**Directive:**
Gather up the lines that contain "bear".

**Data for processing:**
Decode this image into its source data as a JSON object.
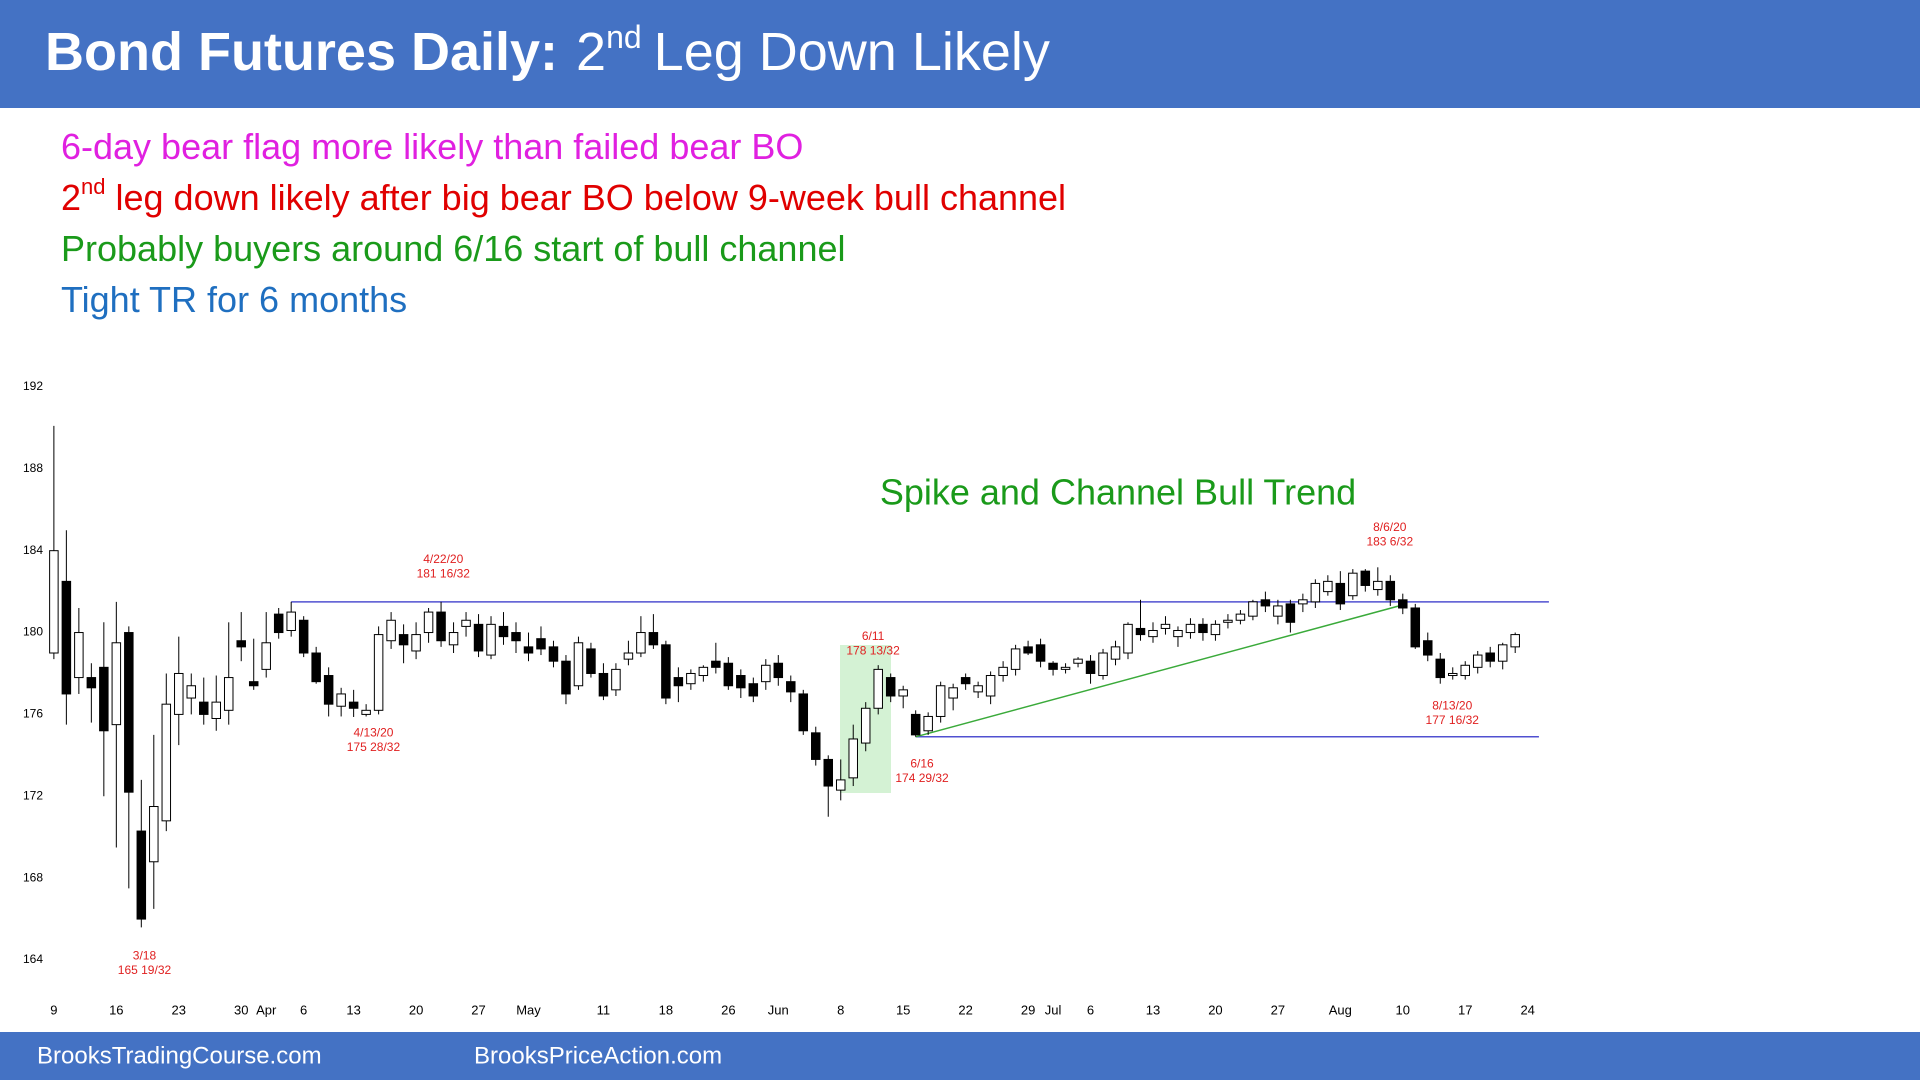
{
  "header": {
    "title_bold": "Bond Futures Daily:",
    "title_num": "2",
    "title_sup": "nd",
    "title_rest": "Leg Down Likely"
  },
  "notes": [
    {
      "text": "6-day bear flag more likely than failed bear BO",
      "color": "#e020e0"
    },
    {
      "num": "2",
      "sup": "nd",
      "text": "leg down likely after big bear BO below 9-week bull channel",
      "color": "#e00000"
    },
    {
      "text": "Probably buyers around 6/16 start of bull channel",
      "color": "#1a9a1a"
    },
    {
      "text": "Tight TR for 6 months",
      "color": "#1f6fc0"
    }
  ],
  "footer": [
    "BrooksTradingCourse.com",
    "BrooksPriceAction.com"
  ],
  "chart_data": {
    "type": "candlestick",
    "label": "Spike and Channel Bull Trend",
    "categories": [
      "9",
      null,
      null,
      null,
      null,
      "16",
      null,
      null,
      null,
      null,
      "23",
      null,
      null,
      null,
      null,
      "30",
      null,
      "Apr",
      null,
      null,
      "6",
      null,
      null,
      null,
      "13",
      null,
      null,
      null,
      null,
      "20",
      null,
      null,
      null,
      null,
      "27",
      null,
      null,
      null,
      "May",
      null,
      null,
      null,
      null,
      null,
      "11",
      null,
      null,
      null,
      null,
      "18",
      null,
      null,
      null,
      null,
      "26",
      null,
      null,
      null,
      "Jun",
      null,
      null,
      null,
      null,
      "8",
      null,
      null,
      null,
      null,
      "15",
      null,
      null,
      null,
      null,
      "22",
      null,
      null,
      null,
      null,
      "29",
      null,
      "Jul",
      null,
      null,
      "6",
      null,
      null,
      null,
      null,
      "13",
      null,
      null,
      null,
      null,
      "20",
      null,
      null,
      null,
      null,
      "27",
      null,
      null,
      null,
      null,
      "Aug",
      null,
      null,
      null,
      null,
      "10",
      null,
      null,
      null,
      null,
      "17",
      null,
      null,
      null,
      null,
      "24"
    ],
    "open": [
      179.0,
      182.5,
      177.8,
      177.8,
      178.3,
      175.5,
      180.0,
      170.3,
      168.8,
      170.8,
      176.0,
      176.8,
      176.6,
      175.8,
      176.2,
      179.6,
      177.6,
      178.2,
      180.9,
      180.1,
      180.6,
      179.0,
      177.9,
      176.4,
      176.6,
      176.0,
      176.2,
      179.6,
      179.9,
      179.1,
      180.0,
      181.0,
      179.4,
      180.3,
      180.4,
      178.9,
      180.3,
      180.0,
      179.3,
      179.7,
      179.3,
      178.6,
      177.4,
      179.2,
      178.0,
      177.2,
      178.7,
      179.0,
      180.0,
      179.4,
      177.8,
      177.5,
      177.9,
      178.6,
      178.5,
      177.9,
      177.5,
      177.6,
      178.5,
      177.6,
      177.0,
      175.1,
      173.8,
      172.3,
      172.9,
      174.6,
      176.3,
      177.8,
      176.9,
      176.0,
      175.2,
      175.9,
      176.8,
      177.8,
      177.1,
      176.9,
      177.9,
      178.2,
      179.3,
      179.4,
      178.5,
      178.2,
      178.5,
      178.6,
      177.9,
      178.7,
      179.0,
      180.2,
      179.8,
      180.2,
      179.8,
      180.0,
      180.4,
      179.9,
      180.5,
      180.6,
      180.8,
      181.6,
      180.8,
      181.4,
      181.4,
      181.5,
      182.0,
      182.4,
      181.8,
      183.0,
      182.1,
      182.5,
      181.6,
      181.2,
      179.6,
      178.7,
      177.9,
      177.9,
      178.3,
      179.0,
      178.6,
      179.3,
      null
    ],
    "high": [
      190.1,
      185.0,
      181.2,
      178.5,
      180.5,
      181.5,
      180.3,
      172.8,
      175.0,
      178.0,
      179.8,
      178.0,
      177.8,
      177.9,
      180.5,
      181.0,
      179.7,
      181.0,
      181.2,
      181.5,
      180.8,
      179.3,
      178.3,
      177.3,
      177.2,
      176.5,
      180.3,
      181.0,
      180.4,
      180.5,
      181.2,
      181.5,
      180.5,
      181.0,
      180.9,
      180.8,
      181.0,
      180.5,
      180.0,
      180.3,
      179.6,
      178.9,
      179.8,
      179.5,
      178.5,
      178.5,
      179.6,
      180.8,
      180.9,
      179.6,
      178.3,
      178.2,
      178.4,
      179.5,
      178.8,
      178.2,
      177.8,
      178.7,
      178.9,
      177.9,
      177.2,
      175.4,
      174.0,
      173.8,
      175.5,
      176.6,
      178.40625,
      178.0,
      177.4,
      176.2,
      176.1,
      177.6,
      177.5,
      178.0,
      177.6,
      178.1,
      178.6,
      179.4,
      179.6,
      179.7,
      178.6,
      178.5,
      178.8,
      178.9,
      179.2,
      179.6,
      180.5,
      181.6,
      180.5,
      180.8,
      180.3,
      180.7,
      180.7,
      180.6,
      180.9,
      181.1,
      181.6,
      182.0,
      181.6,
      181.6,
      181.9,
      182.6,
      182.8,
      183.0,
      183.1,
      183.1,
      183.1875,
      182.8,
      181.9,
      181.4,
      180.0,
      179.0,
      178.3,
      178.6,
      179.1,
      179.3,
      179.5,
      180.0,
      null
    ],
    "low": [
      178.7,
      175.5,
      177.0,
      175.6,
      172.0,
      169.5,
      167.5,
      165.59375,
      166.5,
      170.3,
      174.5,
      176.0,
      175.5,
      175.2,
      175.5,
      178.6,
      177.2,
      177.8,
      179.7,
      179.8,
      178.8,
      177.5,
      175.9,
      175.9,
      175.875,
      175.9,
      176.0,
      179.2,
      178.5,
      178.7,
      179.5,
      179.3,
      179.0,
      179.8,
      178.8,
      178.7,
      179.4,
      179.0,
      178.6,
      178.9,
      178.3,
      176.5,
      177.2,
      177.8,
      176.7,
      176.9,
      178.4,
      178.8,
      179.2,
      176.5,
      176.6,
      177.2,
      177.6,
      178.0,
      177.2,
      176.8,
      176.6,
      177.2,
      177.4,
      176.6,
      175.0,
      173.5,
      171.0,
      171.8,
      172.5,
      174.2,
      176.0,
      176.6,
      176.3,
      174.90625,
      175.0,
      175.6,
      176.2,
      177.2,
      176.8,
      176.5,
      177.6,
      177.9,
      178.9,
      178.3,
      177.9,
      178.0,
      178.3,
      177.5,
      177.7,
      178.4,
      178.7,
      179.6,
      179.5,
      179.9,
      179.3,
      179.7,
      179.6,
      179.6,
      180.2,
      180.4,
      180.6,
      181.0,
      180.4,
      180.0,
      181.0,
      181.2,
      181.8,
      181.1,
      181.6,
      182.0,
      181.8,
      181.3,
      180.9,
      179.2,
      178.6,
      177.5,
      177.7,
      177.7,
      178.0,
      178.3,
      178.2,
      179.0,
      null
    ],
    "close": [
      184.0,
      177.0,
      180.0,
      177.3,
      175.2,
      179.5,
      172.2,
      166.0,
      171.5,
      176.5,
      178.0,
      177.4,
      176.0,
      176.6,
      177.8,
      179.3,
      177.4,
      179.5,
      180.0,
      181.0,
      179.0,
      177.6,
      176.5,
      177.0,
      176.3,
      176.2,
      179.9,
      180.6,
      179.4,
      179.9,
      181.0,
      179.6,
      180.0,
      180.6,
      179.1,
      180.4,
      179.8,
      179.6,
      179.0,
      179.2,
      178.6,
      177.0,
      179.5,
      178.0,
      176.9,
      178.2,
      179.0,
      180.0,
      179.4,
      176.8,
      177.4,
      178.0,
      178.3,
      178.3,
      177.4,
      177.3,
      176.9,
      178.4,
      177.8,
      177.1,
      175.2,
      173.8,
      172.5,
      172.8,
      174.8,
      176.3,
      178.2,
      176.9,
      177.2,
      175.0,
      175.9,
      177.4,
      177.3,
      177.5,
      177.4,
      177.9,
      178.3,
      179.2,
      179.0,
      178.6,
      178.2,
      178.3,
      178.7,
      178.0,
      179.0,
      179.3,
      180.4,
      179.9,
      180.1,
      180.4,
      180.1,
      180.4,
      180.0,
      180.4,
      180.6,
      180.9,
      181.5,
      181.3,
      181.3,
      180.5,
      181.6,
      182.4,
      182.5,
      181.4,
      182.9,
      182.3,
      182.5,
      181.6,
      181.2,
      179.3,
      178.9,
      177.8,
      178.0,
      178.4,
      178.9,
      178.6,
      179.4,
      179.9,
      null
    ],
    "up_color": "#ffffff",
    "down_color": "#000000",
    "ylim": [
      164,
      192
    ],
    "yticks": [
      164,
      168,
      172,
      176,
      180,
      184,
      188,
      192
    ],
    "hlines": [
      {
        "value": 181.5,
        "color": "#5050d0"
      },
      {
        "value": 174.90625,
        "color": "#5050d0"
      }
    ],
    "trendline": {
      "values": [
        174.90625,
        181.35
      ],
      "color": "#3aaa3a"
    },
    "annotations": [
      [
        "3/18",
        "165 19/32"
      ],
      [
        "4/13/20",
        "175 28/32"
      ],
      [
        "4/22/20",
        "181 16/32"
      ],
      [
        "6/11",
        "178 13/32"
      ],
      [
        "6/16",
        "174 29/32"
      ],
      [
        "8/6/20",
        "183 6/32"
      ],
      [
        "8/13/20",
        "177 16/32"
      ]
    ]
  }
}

**Solution to the exercise:**
      "text": "6-day bear flag more likely than failed bear BO",
      "text": "leg down likely after big bear BO below 9-week bull channel",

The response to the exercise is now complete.